Short problem:
Go through the entries below and copy each line containing the word "вдоль".
---------- Data to process ----------
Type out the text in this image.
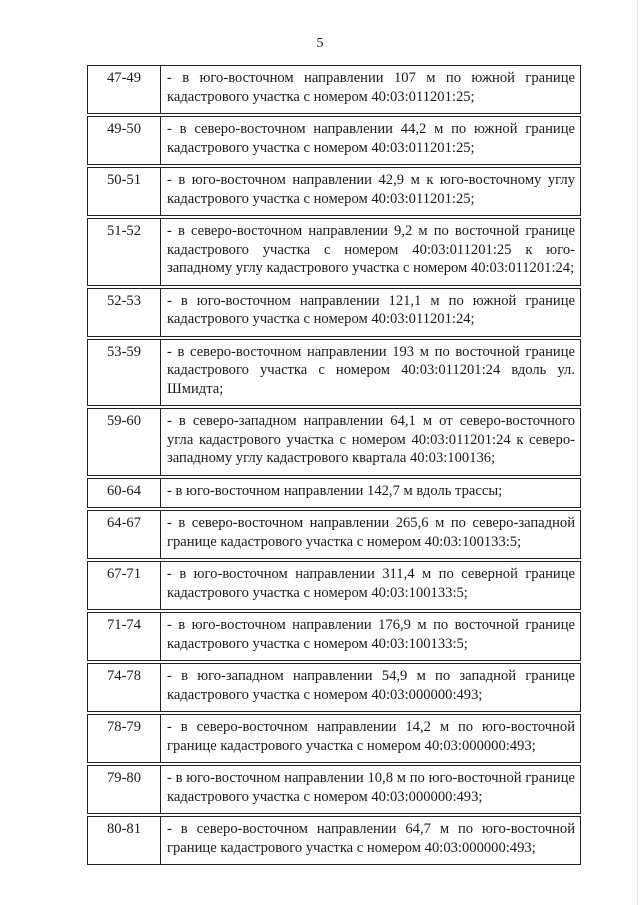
5
47-49	- в юго-восточном направлении 107 м по южной границе кадастрового участка с номером 40:03:011201:25;

49-50	- в северо-восточном направлении 44,2 м по южной границе кадастрового участка с номером 40:03:011201:25;

50-51	- в юго-восточном направлении 42,9 м к юго-восточному углу кадастрового участка с номером 40:03:011201:25;

51-52	- в северо-восточном направлении 9,2 м по восточной границе кадастрового участка с номером 40:03:011201:25 к юго-западному углу кадастрового участка с номером 40:03:011201:24;

52-53	- в юго-восточном направлении 121,1 м по южной границе кадастрового участка с номером 40:03:011201:24;

53-59	- в северо-восточном направлении 193 м по восточной границе кадастрового участка с номером 40:03:011201:24 вдоль ул. Шмидта;

59-60	- в северо-западном направлении 64,1 м от северо-восточного угла кадастрового участка с номером 40:03:011201:24 к северо-западному углу кадастрового квартала 40:03:100136;

60-64	- в юго-восточном направлении 142,7 м вдоль трассы;

64-67	- в северо-восточном направлении 265,6 м по северо-западной границе кадастрового участка с номером 40:03:100133:5;

67-71	- в юго-восточном направлении 311,4 м по северной границе кадастрового участка с номером 40:03:100133:5;

71-74	- в юго-восточном направлении 176,9 м по восточной границе кадастрового участка с номером 40:03:100133:5;

74-78	- в юго-западном направлении 54,9 м по западной границе кадастрового участка с номером 40:03:000000:493;

78-79	- в северо-восточном направлении 14,2 м по юго-восточной границе кадастрового участка с номером 40:03:000000:493;

79-80	- в юго-восточном направлении 10,8 м по юго-восточной границе кадастрового участка с номером 40:03:000000:493;

80-81	- в северо-восточном направлении 64,7 м по юго-восточной границе кадастрового участка с номером 40:03:000000:493;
----------
The answer:
53-59	- в северо-восточном направлении 193 м по восточной границе кадастрового участка с номером 40:03:011201:24 вдоль ул. Шмидта;
60-64	- в юго-восточном направлении 142,7 м вдоль трассы;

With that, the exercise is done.